Working data:

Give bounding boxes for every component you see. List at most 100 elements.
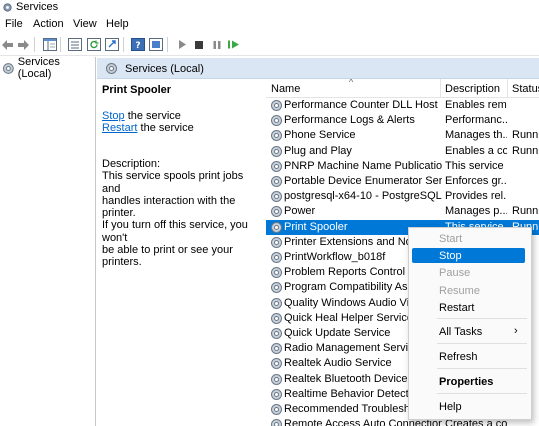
service-description-cell: Enables a co... <box>445 144 507 157</box>
toolbar-separator <box>34 37 35 52</box>
menu-view[interactable]: View <box>73 18 97 30</box>
menu-bar: File Action View Help <box>0 15 539 33</box>
gear-icon <box>271 282 282 294</box>
svg-text:?: ? <box>135 41 140 51</box>
service-status-cell: Runni <box>512 129 539 142</box>
gear-icon <box>271 100 282 111</box>
service-name: Performance Counter DLL Host <box>284 99 438 111</box>
column-divider[interactable] <box>507 79 508 98</box>
export-list-icon[interactable] <box>67 37 82 52</box>
column-header-name[interactable]: Name <box>271 83 300 95</box>
menu-item-label: All Tasks <box>439 326 483 338</box>
service-description-cell: Manages th... <box>445 129 507 142</box>
restart-icon[interactable] <box>226 37 241 52</box>
service-row[interactable]: Performance Logs & Alerts Performanc... <box>266 113 539 128</box>
gear-icon <box>271 358 282 370</box>
menu-item-refresh[interactable]: Refresh <box>409 349 531 366</box>
column-header-description[interactable]: Description <box>445 83 500 95</box>
restart-service-link[interactable]: Restart <box>102 122 137 134</box>
gear-icon <box>271 419 282 426</box>
title-bar: Services <box>0 0 539 15</box>
column-header-row: ^ Name Description Status <box>266 79 539 98</box>
service-name: PNRP Machine Name Publication ... <box>284 159 442 172</box>
description-line: This service spools print jobs and <box>102 170 244 195</box>
toolbar-separator <box>123 37 124 52</box>
pause-icon[interactable] <box>209 37 224 52</box>
show-hide-tree-icon[interactable] <box>42 37 57 52</box>
gear-icon <box>271 160 282 172</box>
menu-item-label: Refresh <box>439 351 478 363</box>
gear-icon <box>271 328 282 339</box>
service-status-cell: Runni <box>512 205 539 218</box>
service-row[interactable]: Performance Counter DLL Host Enables rem.… <box>266 98 539 113</box>
stop-icon[interactable] <box>191 37 206 52</box>
menu-item-restart[interactable]: Restart <box>409 300 531 317</box>
menu-item-properties[interactable]: Properties <box>409 374 531 391</box>
column-header-status[interactable]: Status <box>512 83 539 95</box>
service-name: Portable Device Enumerator Service <box>284 175 442 187</box>
menu-item-start[interactable]: Start <box>409 231 531 248</box>
submenu-arrow-icon: › <box>514 325 518 337</box>
menu-item-label: Restart <box>439 302 475 314</box>
service-name: Performance Logs & Alerts <box>284 114 415 127</box>
menu-action[interactable]: Action <box>33 18 64 30</box>
gear-icon <box>271 145 282 157</box>
menu-item-resume[interactable]: Resume <box>409 283 531 300</box>
description-line: If you turn off this service, you won't <box>102 219 248 244</box>
gear-icon <box>271 236 282 248</box>
selected-service-name: Print Spooler <box>102 84 172 96</box>
menu-item-stop[interactable]: Stop <box>409 248 531 265</box>
sort-ascending-icon: ^ <box>349 79 354 87</box>
services-gear-icon <box>3 3 12 12</box>
stop-service-link[interactable]: Stop <box>102 110 125 122</box>
service-description-cell: This service ... <box>445 159 507 172</box>
description-line: be able to print or see your printers. <box>102 244 233 269</box>
description-label: Description: <box>102 158 161 170</box>
refresh-icon[interactable] <box>86 37 101 52</box>
console-tree: Services (Local) <box>0 56 96 426</box>
gear-icon <box>2 62 14 74</box>
forward-arrow-icon[interactable] <box>16 37 31 52</box>
help-book-icon[interactable] <box>148 37 163 52</box>
gear-icon <box>271 343 282 355</box>
gear-icon <box>271 404 282 415</box>
menu-item-label: Start <box>439 233 463 245</box>
menu-item-all-tasks[interactable]: All Tasks › <box>409 324 531 341</box>
column-divider[interactable] <box>440 79 441 98</box>
service-row[interactable]: Power Manages p... Runni <box>266 204 539 219</box>
service-row[interactable]: postgresql-x64-10 - PostgreSQL Se...Prov… <box>266 189 539 204</box>
play-icon[interactable] <box>174 37 189 52</box>
gear-icon <box>271 252 282 263</box>
gear-icon <box>271 130 282 142</box>
service-row[interactable]: Portable Device Enumerator ServiceEnforc… <box>266 174 539 189</box>
service-description: Description: This service spools print j… <box>102 158 264 269</box>
service-row[interactable]: Plug and Play Enables a co... Runni <box>266 144 539 159</box>
stop-service-suffix: the service <box>124 110 181 122</box>
menu-item-pause[interactable]: Pause <box>409 265 531 282</box>
gear-icon <box>271 206 282 218</box>
menu-item-help[interactable]: Help <box>409 399 531 416</box>
service-row[interactable]: Phone Service Manages th... Runni <box>266 128 539 143</box>
toolbar: ? <box>0 33 539 56</box>
gear-icon <box>271 191 282 203</box>
menu-help[interactable]: Help <box>106 18 129 30</box>
menu-separator <box>437 318 527 319</box>
tree-node-label: Services (Local) <box>17 56 60 80</box>
menu-separator <box>437 393 527 394</box>
service-description-cell: Performanc... <box>445 114 507 127</box>
toolbar-separator <box>167 37 168 52</box>
menu-file[interactable]: File <box>5 18 23 30</box>
service-name: Power <box>284 205 316 218</box>
gear-icon <box>271 115 282 127</box>
back-arrow-icon[interactable] <box>0 37 15 52</box>
export-icon[interactable] <box>104 37 119 52</box>
restart-service-suffix: the service <box>137 122 194 134</box>
service-row[interactable]: PNRP Machine Name Publication ...This se… <box>266 159 539 174</box>
properties-icon[interactable]: ? <box>130 37 145 52</box>
extended-description-pane: Print Spooler Stop the service Restart t… <box>97 79 266 426</box>
service-description-cell: Enforces gr... <box>445 175 507 187</box>
tree-node-services-local[interactable]: Services (Local) <box>2 56 95 80</box>
gear-icon <box>271 267 282 279</box>
menu-item-label: Resume <box>439 285 480 297</box>
gear-icon <box>106 63 117 74</box>
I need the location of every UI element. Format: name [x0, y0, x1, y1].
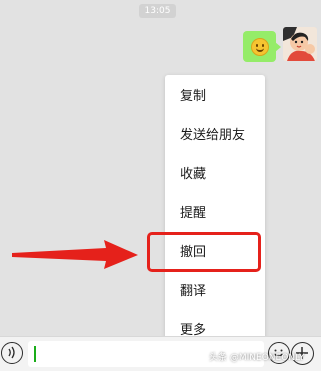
voice-button[interactable]	[1, 342, 23, 364]
grinning-face-emoji	[250, 37, 269, 56]
emoji-mouth	[255, 48, 264, 52]
menu-item-remind[interactable]: 提醒	[165, 194, 265, 233]
text-cursor	[34, 346, 36, 362]
sent-message-bubble[interactable]	[243, 31, 281, 62]
menu-item-copy[interactable]: 复制	[165, 77, 265, 116]
emoji-eye-left	[255, 43, 258, 47]
menu-item-favorite[interactable]: 收藏	[165, 155, 265, 194]
menu-item-translate[interactable]: 翻译	[165, 272, 265, 311]
chat-area: 13:05	[0, 0, 321, 336]
avatar[interactable]	[283, 27, 317, 61]
menu-item-send-to-friend[interactable]: 发送给朋友	[165, 116, 265, 155]
voice-icon	[8, 346, 15, 359]
emoji-eye-right	[261, 43, 264, 47]
avatar-image	[283, 27, 317, 61]
pointer-arrow-icon	[12, 240, 138, 269]
message-context-menu: 复制 发送给朋友 收藏 提醒 撤回 翻译 更多	[165, 75, 265, 354]
watermark: 头条 @MINEONEONLY	[209, 353, 305, 363]
message-timestamp: 13:05	[139, 4, 176, 18]
recall-highlight-box	[147, 232, 261, 272]
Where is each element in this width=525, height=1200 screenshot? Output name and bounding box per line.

Aim of the exercise: Rewrite every line of the listing above as a numbered list, skipping blank lines and omitting the pictures.

Answer in full:
1. Give bounding boxes for every component you see. List at most 100 elements.
2. service-description-cell: Enables a co... <box>445 144 507 157</box>
3. toolbar-separator <box>34 37 35 52</box>
4. menu-view[interactable]: View <box>73 18 97 30</box>
5. menu-bar: File Action View Help <box>0 15 539 33</box>
6. gear-icon <box>271 282 282 294</box>
7. svg-text:?: ? <box>135 41 140 51</box>
8. service-status-cell: Runni <box>512 129 539 142</box>
9. gear-icon <box>271 100 282 111</box>
10. service-name: Performance Counter DLL Host <box>284 99 438 111</box>
11. column-divider[interactable] <box>507 79 508 98</box>
12. export-list-icon[interactable] <box>67 37 82 52</box>
13. column-header-name[interactable]: Name <box>271 83 300 95</box>
14. menu-item-label: All Tasks <box>439 326 483 338</box>
15. service-description-cell: Manages th... <box>445 129 507 142</box>
16. restart-icon[interactable] <box>226 37 241 52</box>
17. service-row[interactable]: Performance Logs & Alerts Performanc... <box>266 113 539 128</box>
18. gear-icon <box>271 358 282 370</box>
19. menu-item-refresh[interactable]: Refresh <box>409 349 531 366</box>
20. column-header-description[interactable]: Description <box>445 83 500 95</box>
21. restart-service-link[interactable]: Restart <box>102 122 137 134</box>
22. gear-icon <box>271 419 282 426</box>
23. title-bar: Services <box>0 0 539 15</box>
24. column-header-row: ^ Name Description Status <box>266 79 539 98</box>
25. service-name: PNRP Machine Name Publication ... <box>284 159 442 172</box>
26. description-line: This service spools print jobs and <box>102 170 244 195</box>
27. toolbar-separator <box>123 37 124 52</box>
28. pause-icon[interactable] <box>209 37 224 52</box>
29. show-hide-tree-icon[interactable] <box>42 37 57 52</box>
30. gear-icon <box>271 160 282 172</box>
31. menu-item-label: Refresh <box>439 351 478 363</box>
32. gear-icon <box>271 328 282 339</box>
33. service-status-cell: Runni <box>512 205 539 218</box>
34. service-row[interactable]: Performance Counter DLL Host Enables rem.… <box>266 98 539 113</box>
35. stop-icon[interactable] <box>191 37 206 52</box>
36. menu-item-restart[interactable]: Restart <box>409 300 531 317</box>
37. menu-item-properties[interactable]: Properties <box>409 374 531 391</box>
38. column-header-status[interactable]: Status <box>512 83 539 95</box>
39. service-name: Portable Device Enumerator Service <box>284 175 442 187</box>
40. menu-item-start[interactable]: Start <box>409 231 531 248</box>
41. submenu-arrow-icon: › <box>514 325 518 337</box>
42. menu-item-label: Restart <box>439 302 475 314</box>
43. service-name: Performance Logs & Alerts <box>284 114 415 127</box>
44. menu-action[interactable]: Action <box>33 18 64 30</box>
45. gear-icon <box>271 145 282 157</box>
46. menu-item-resume[interactable]: Resume <box>409 283 531 300</box>
47. description-line: If you turn off this service, you won't <box>102 219 248 244</box>
48. gear-icon <box>271 236 282 248</box>
49. selected-service-name: Print Spooler <box>102 84 172 96</box>
50. menu-item-stop[interactable]: Stop <box>409 248 531 265</box>
51. sort-ascending-icon: ^ <box>349 79 354 87</box>
52. services-gear-icon <box>3 3 12 12</box>
53. stop-service-link[interactable]: Stop <box>102 110 125 122</box>
54. service-description-cell: This service ... <box>445 159 507 172</box>
55. description-line: be able to print or see your printers. <box>102 244 233 269</box>
56. description-label: Description: <box>102 158 161 170</box>
57. refresh-icon[interactable] <box>86 37 101 52</box>
58. console-tree: Services (Local) <box>0 56 96 426</box>
59. gear-icon <box>2 62 14 74</box>
60. forward-arrow-icon[interactable] <box>16 37 31 52</box>
61. help-book-icon[interactable] <box>148 37 163 52</box>
62. gear-icon <box>271 343 282 355</box>
63. gear-icon <box>271 404 282 415</box>
64. menu-item-label: Start <box>439 233 463 245</box>
65. menu-item-all-tasks[interactable]: All Tasks › <box>409 324 531 341</box>
66. column-divider[interactable] <box>440 79 441 98</box>
67. service-row[interactable]: Power Manages p... Runni <box>266 204 539 219</box>
68. service-row[interactable]: postgresql-x64-10 - PostgreSQL Se...Prov… <box>266 189 539 204</box>
69. play-icon[interactable] <box>174 37 189 52</box>
70. gear-icon <box>271 252 282 263</box>
71. gear-icon <box>271 130 282 142</box>
72. service-row[interactable]: Portable Device Enumerator ServiceEnforc… <box>266 174 539 189</box>
73. service-description: Description: This service spools print j… <box>102 158 264 269</box>
74. service-row[interactable]: Plug and Play Enables a co... Runni <box>266 144 539 159</box>
75. stop-service-suffix: the service <box>124 110 181 122</box>
76. menu-item-pause[interactable]: Pause <box>409 265 531 282</box>
77. gear-icon <box>271 206 282 218</box>
78. menu-item-help[interactable]: Help <box>409 399 531 416</box>
79. service-row[interactable]: Phone Service Manages th... Runni <box>266 128 539 143</box>
80. toolbar: ? <box>0 33 539 56</box>
81. gear-icon <box>271 191 282 203</box>
82. menu-help[interactable]: Help <box>106 18 129 30</box>
83. menu-separator <box>437 318 527 319</box>
84. tree-node-label: Services (Local) <box>17 56 60 80</box>
85. menu-separator <box>437 393 527 394</box>
86. service-description-cell: Performanc... <box>445 114 507 127</box>
87. toolbar-separator <box>167 37 168 52</box>
88. menu-file[interactable]: File <box>5 18 23 30</box>
89. service-name: Power <box>284 205 316 218</box>
90. gear-icon <box>271 115 282 127</box>
91. back-arrow-icon[interactable] <box>0 37 15 52</box>
92. export-icon[interactable] <box>104 37 119 52</box>
93. restart-service-suffix: the service <box>137 122 194 134</box>
94. service-row[interactable]: PNRP Machine Name Publication ...This se… <box>266 159 539 174</box>
95. properties-icon[interactable]: ? <box>130 37 145 52</box>
96. extended-description-pane: Print Spooler Stop the service Restart t… <box>97 79 266 426</box>
97. service-description-cell: Enforces gr... <box>445 175 507 187</box>
98. tree-node-services-local[interactable]: Services (Local) <box>2 56 95 80</box>
99. gear-icon <box>271 267 282 279</box>
100. menu-item-label: Resume <box>439 285 480 297</box>
101. gear-icon <box>106 63 117 74</box>
102. I need the location of every UI element. Format: name [x0, y0, x1, y1].
103. voice-button[interactable]	[1, 342, 23, 364]
104. grinning-face-emoji	[250, 37, 269, 56]
105. emoji-mouth	[255, 48, 264, 52]
106. menu-item-remind[interactable]: 提醒	[165, 194, 265, 233]
107. text-cursor	[34, 346, 36, 362]
108. sent-message-bubble[interactable]	[243, 31, 281, 62]
109. menu-item-copy[interactable]: 复制	[165, 77, 265, 116]
110. emoji-eye-left	[255, 43, 258, 47]
111. menu-item-favorite[interactable]: 收藏	[165, 155, 265, 194]
112. menu-item-translate[interactable]: 翻译	[165, 272, 265, 311]
113. chat-area: 13:05	[0, 0, 321, 336]
114. avatar[interactable]	[283, 27, 317, 61]
115. menu-item-send-to-friend[interactable]: 发送给朋友	[165, 116, 265, 155]
116. voice-icon	[8, 346, 15, 359]
117. emoji-eye-right	[261, 43, 264, 47]
118. avatar-image	[283, 27, 317, 61]
119. pointer-arrow-icon	[12, 240, 138, 269]
120. message-context-menu: 复制 发送给朋友 收藏 提醒 撤回 翻译 更多	[165, 75, 265, 354]
121. watermark: 头条 @MINEONEONLY	[209, 353, 305, 363]
122. message-timestamp: 13:05	[139, 4, 176, 18]
123. recall-highlight-box	[147, 232, 261, 272]
124. Where is each element in this width=525, height=1200 screenshot? Output name and bounding box per line.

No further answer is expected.